====== Data section

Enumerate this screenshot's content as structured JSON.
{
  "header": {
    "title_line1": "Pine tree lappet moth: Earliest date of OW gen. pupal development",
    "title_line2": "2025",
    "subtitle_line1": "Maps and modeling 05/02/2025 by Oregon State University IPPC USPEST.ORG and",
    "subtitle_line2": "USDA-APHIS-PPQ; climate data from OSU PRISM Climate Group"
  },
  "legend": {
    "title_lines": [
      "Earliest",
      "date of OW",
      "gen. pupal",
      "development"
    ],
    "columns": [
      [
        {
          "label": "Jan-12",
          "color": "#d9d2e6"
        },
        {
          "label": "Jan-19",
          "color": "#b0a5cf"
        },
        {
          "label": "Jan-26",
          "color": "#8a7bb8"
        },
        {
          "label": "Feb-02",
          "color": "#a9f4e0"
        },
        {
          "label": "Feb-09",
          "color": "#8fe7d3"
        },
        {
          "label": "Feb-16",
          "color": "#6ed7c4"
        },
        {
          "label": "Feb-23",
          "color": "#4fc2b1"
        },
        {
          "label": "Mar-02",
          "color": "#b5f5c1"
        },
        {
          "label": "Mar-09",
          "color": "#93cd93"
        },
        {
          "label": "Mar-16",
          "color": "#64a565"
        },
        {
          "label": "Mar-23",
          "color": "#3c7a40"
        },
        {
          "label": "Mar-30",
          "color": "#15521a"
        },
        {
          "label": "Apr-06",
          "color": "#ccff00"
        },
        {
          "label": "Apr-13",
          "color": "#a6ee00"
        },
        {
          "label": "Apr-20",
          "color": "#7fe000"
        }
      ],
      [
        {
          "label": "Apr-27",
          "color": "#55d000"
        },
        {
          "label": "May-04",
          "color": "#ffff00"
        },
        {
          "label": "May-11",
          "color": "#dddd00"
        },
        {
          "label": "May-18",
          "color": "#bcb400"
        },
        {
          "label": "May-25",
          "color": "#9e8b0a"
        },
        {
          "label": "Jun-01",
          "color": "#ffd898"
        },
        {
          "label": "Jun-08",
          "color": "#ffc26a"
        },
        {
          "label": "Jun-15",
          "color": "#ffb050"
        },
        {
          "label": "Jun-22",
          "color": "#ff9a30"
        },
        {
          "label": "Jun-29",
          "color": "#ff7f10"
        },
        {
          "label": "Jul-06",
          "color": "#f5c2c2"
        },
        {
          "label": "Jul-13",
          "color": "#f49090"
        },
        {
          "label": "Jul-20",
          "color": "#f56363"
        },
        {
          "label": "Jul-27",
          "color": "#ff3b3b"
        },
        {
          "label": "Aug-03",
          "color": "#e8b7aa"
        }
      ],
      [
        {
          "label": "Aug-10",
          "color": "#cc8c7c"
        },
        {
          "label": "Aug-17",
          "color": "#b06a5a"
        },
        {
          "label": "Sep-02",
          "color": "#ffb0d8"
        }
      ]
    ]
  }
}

============

Copy each line of the listing in which the word "pupal" can be found.

    "title_line1": "Pine tree lappet moth: Earliest date of OW gen. pupal development",
      "gen. pupal",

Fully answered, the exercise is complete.